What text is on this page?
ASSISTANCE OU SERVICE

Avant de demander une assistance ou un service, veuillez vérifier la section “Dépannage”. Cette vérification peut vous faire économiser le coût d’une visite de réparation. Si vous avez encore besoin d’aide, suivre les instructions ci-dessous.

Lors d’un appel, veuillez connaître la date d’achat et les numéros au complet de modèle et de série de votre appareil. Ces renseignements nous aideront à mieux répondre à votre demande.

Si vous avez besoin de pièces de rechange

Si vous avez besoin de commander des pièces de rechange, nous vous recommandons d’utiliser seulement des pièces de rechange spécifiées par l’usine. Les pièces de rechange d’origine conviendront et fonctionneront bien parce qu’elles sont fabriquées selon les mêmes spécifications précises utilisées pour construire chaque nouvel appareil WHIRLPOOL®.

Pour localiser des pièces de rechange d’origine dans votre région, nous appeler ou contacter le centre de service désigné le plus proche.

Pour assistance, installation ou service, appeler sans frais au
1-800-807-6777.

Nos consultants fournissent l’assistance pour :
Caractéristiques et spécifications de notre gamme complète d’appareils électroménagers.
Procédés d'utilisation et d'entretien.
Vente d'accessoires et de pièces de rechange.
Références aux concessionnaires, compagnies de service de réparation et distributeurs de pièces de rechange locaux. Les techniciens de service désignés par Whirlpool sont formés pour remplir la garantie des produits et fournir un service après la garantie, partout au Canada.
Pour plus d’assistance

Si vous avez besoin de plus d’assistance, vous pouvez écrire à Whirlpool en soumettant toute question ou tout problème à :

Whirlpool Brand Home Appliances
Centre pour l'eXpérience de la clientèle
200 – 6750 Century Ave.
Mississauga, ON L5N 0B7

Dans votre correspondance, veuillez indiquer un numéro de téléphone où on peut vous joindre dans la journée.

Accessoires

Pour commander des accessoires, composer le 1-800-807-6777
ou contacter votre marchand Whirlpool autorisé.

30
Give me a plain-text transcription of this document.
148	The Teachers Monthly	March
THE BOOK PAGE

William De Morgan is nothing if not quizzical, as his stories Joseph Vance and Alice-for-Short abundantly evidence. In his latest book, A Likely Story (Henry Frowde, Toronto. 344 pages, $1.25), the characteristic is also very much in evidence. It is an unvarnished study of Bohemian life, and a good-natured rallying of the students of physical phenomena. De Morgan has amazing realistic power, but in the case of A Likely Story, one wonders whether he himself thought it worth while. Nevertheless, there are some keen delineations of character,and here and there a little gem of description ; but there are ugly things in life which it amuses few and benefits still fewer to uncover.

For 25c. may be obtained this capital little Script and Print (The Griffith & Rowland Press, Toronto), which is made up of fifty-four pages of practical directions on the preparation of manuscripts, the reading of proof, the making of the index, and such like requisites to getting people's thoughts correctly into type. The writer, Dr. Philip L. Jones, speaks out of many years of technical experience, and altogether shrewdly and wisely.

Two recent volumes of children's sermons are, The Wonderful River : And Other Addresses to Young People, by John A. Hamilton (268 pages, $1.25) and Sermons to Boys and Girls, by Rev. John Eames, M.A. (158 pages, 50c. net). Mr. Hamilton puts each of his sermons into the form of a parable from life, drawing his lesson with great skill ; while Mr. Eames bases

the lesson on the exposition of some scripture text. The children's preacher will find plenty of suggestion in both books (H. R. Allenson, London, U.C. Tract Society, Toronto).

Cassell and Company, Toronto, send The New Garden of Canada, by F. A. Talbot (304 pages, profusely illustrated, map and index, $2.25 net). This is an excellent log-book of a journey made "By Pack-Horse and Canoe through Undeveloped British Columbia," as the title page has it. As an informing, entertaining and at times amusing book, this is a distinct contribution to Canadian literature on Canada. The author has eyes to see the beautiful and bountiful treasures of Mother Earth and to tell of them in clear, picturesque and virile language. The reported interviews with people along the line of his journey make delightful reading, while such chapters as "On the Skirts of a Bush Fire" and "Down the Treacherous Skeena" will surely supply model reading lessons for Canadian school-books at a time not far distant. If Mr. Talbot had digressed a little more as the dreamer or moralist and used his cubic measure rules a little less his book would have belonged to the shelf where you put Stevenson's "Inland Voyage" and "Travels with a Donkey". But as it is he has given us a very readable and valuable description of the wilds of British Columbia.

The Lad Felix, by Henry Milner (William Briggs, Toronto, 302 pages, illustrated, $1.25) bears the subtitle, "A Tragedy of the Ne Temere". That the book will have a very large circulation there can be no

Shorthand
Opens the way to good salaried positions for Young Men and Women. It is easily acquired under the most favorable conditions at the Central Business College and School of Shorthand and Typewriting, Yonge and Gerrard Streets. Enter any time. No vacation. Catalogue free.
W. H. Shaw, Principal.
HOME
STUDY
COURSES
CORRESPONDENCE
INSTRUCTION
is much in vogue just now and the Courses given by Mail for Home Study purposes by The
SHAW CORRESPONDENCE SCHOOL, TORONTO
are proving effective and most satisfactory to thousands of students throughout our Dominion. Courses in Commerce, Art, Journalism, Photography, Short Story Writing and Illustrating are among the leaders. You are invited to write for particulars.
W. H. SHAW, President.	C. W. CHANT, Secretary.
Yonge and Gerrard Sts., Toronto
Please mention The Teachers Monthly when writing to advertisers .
━━━━━━━━━━━━━━━━━━━━━━━━━━━━━━
** WHAT TO PRODUCE **
Reproduce the entries above exactly.

** EXERCISE RESULT **
What text is on this page?
ASSISTANCE OU SERVICE

Avant de demander une assistance ou un service, veuillez vérifier la section “Dépannage”. Cette vérification peut vous faire économiser le coût d’une visite de réparation. Si vous avez encore besoin d’aide, suivre les instructions ci-dessous.

Lors d’un appel, veuillez connaître la date d’achat et les numéros au complet de modèle et de série de votre appareil. Ces renseignements nous aideront à mieux répondre à votre demande.

Si vous avez besoin de pièces de rechange

Si vous avez besoin de commander des pièces de rechange, nous vous recommandons d’utiliser seulement des pièces de rechange spécifiées par l’usine. Les pièces de rechange d’origine conviendront et fonctionneront bien parce qu’elles sont fabriquées selon les mêmes spécifications précises utilisées pour construire chaque nouvel appareil WHIRLPOOL®.

Pour localiser des pièces de rechange d’origine dans votre région, nous appeler ou contacter le centre de service désigné le plus proche.

Pour assistance, installation ou service, appeler sans frais au
1-800-807-6777.

Nos consultants fournissent l’assistance pour :
Caractéristiques et spécifications de notre gamme complète d’appareils électroménagers.
Procédés d'utilisation et d'entretien.
Vente d'accessoires et de pièces de rechange.
Références aux concessionnaires, compagnies de service de réparation et distributeurs de pièces de rechange locaux. Les techniciens de service désignés par Whirlpool sont formés pour remplir la garantie des produits et fournir un service après la garantie, partout au Canada.
Pour plus d’assistance

Si vous avez besoin de plus d’assistance, vous pouvez écrire à Whirlpool en soumettant toute question ou tout problème à :

Whirlpool Brand Home Appliances
Centre pour l'eXpérience de la clientèle
200 – 6750 Century Ave.
Mississauga, ON L5N 0B7

Dans votre correspondance, veuillez indiquer un numéro de téléphone où on peut vous joindre dans la journée.

Accessoires

Pour commander des accessoires, composer le 1-800-807-6777
ou contacter votre marchand Whirlpool autorisé.

30
Give me a plain-text transcription of this document.
148	The Teachers Monthly	March
THE BOOK PAGE

William De Morgan is nothing if not quizzical, as his stories Joseph Vance and Alice-for-Short abundantly evidence. In his latest book, A Likely Story (Henry Frowde, Toronto. 344 pages, $1.25), the characteristic is also very much in evidence. It is an unvarnished study of Bohemian life, and a good-natured rallying of the students of physical phenomena. De Morgan has amazing realistic power, but in the case of A Likely Story, one wonders whether he himself thought it worth while. Nevertheless, there are some keen delineations of character,and here and there a little gem of description ; but there are ugly things in life which it amuses few and benefits still fewer to uncover.

For 25c. may be obtained this capital little Script and Print (The Griffith & Rowland Press, Toronto), which is made up of fifty-four pages of practical directions on the preparation of manuscripts, the reading of proof, the making of the index, and such like requisites to getting people's thoughts correctly into type. The writer, Dr. Philip L. Jones, speaks out of many years of technical experience, and altogether shrewdly and wisely.

Two recent volumes of children's sermons are, The Wonderful River : And Other Addresses to Young People, by John A. Hamilton (268 pages, $1.25) and Sermons to Boys and Girls, by Rev. John Eames, M.A. (158 pages, 50c. net). Mr. Hamilton puts each of his sermons into the form of a parable from life, drawing his lesson with great skill ; while Mr. Eames bases

the lesson on the exposition of some scripture text. The children's preacher will find plenty of suggestion in both books (H. R. Allenson, London, U.C. Tract Society, Toronto).

Cassell and Company, Toronto, send The New Garden of Canada, by F. A. Talbot (304 pages, profusely illustrated, map and index, $2.25 net). This is an excellent log-book of a journey made "By Pack-Horse and Canoe through Undeveloped British Columbia," as the title page has it. As an informing, entertaining and at times amusing book, this is a distinct contribution to Canadian literature on Canada. The author has eyes to see the beautiful and bountiful treasures of Mother Earth and to tell of them in clear, picturesque and virile language. The reported interviews with people along the line of his journey make delightful reading, while such chapters as "On the Skirts of a Bush Fire" and "Down the Treacherous Skeena" will surely supply model reading lessons for Canadian school-books at a time not far distant. If Mr. Talbot had digressed a little more as the dreamer or moralist and used his cubic measure rules a little less his book would have belonged to the shelf where you put Stevenson's "Inland Voyage" and "Travels with a Donkey". But as it is he has given us a very readable and valuable description of the wilds of British Columbia.

The Lad Felix, by Henry Milner (William Briggs, Toronto, 302 pages, illustrated, $1.25) bears the subtitle, "A Tragedy of the Ne Temere". That the book will have a very large circulation there can be no

Shorthand
Opens the way to good salaried positions for Young Men and Women. It is easily acquired under the most favorable conditions at the Central Business College and School of Shorthand and Typewriting, Yonge and Gerrard Streets. Enter any time. No vacation. Catalogue free.
W. H. Shaw, Principal.
HOME
STUDY
COURSES
CORRESPONDENCE
INSTRUCTION
is much in vogue just now and the Courses given by Mail for Home Study purposes by The
SHAW CORRESPONDENCE SCHOOL, TORONTO
are proving effective and most satisfactory to thousands of students throughout our Dominion. Courses in Commerce, Art, Journalism, Photography, Short Story Writing and Illustrating are among the leaders. You are invited to write for particulars.
W. H. SHAW, President.	C. W. CHANT, Secretary.
Yonge and Gerrard Sts., Toronto
Please mention The Teachers Monthly when writing to advertisers .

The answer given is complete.